**SUPPLIED RECORDS**
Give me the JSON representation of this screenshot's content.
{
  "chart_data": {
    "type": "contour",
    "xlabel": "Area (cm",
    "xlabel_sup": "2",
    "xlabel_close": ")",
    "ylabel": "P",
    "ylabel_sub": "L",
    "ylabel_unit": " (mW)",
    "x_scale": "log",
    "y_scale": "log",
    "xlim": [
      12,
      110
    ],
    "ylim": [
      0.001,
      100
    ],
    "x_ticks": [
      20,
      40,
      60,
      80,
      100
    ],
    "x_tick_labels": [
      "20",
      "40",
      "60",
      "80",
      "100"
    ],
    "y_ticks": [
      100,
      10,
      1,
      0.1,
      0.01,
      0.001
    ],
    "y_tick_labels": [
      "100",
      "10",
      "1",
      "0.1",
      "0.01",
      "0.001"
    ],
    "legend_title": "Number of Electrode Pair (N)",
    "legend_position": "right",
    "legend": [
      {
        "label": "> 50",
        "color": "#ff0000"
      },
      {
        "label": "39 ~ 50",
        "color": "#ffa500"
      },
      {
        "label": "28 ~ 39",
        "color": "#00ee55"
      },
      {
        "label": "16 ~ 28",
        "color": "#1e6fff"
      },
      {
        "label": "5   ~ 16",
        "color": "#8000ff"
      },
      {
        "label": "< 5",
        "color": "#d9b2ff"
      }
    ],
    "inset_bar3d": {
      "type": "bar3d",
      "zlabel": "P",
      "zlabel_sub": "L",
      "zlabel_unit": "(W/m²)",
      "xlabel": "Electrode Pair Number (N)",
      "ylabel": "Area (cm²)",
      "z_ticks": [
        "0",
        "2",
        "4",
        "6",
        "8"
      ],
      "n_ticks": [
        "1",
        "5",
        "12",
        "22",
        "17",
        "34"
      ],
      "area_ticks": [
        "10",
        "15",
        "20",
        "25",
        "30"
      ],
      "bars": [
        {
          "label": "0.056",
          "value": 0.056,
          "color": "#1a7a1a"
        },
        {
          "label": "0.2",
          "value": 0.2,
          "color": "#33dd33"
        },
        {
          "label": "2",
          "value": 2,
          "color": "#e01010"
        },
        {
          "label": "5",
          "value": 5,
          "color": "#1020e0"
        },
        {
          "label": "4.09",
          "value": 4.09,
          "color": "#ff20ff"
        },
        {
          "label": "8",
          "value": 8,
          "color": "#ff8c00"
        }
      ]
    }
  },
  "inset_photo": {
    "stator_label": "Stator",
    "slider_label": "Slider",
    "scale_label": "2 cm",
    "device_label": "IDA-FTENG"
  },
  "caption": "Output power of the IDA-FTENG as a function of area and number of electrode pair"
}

**YOUR OBJECTIVE**
Within the listing above, copy each line that has the string "color".

**FINAL RESULT**
        "color": "#ff0000"
        "color": "#ffa500"
        "color": "#00ee55"
        "color": "#1e6fff"
        "color": "#8000ff"
        "color": "#d9b2ff"
          "color": "#1a7a1a"
          "color": "#33dd33"
          "color": "#e01010"
          "color": "#1020e0"
          "color": "#ff20ff"
          "color": "#ff8c00"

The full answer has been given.